## WHAT THE TASK ASKS
Keep only the lines of the listing that include the word "other", and copy them.

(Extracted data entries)
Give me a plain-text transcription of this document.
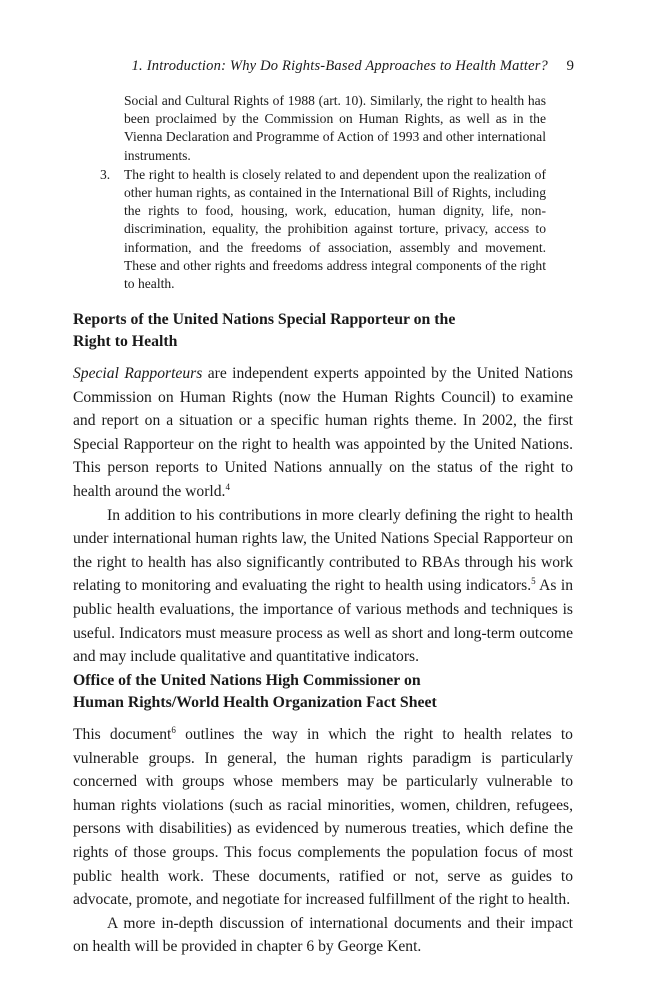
1. Introduction: Why Do Rights-Based Approaches to Health Matter? 9

Social and Cultural Rights of 1988 (art. 10). Similarly, the right to health has been proclaimed by the Commission on Human Rights, as well as in the Vienna Declaration and Programme of Action of 1993 and other international instruments.

3. The right to health is closely related to and dependent upon the realization of other human rights, as contained in the International Bill of Rights, including the rights to food, housing, work, education, human dignity, life, non-discrimination, equality, the prohibition against torture, privacy, access to information, and the freedoms of association, assembly and movement. These and other rights and freedoms address integral components of the right to health.

Reports of the United Nations Special Rapporteur on the
Right to Health

Special Rapporteurs are independent experts appointed by the United Nations Commission on Human Rights (now the Human Rights Council) to examine and report on a situation or a specific human rights theme. In 2002, the first Special Rapporteur on the right to health was appointed by the United Nations. This person reports to United Nations annually on the status of the right to health around the world.$^4$

In addition to his contributions in more clearly defining the right to health under international human rights law, the United Nations Special Rapporteur on the right to health has also significantly contributed to RBAs through his work relating to monitoring and evaluating the right to health using indicators.$^5$ As in public health evaluations, the importance of various methods and techniques is useful. Indicators must measure process as well as short and long-term outcome and may include qualitative and quantitative indicators.

Office of the United Nations High Commissioner on
Human Rights/World Health Organization Fact Sheet

This document$^6$ outlines the way in which the right to health relates to vulnerable groups. In general, the human rights paradigm is particularly concerned with groups whose members may be particularly vulnerable to human rights violations (such as racial minorities, women, children, refugees, persons with disabilities) as evidenced by numerous treaties, which define the rights of those groups. This focus complements the population focus of most public health work. These documents, ratified or not, serve as guides to advocate, promote, and negotiate for increased fulfillment of the right to health.

A more in-depth discussion of international documents and their impact on health will be provided in chapter 6 by George Kent.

## FINAL ANSWER
Social and Cultural Rights of 1988 (art. 10). Similarly, the right to health has been proclaimed by the Commission on Human Rights, as well as in the Vienna Declaration and Programme of Action of 1993 and other international instruments.
3. The right to health is closely related to and dependent upon the realization of other human rights, as contained in the International Bill of Rights, including the rights to food, housing, work, education, human dignity, life, non-discrimination, equality, the prohibition against torture, privacy, access to information, and the freedoms of association, assembly and movement. These and other rights and freedoms address integral components of the right to health.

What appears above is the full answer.